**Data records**
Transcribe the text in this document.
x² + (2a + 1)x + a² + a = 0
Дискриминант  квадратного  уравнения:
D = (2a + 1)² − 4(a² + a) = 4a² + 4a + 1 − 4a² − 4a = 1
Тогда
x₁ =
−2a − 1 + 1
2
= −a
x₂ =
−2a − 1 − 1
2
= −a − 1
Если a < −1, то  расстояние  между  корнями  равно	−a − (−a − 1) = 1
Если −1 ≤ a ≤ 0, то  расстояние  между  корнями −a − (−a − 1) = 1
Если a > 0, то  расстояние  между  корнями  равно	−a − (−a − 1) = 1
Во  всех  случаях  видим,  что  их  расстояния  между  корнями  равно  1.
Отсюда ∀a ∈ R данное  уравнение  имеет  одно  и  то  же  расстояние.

**Written request**
Find all lines with "равно" in them and copy each one.

**Complete response**
Если a < −1, то  расстояние  между  корнями  равно	−a − (−a − 1) = 1
Если a > 0, то  расстояние  между  корнями  равно	−a − (−a − 1) = 1
Во  всех  случаях  видим,  что  их  расстояния  между  корнями  равно  1.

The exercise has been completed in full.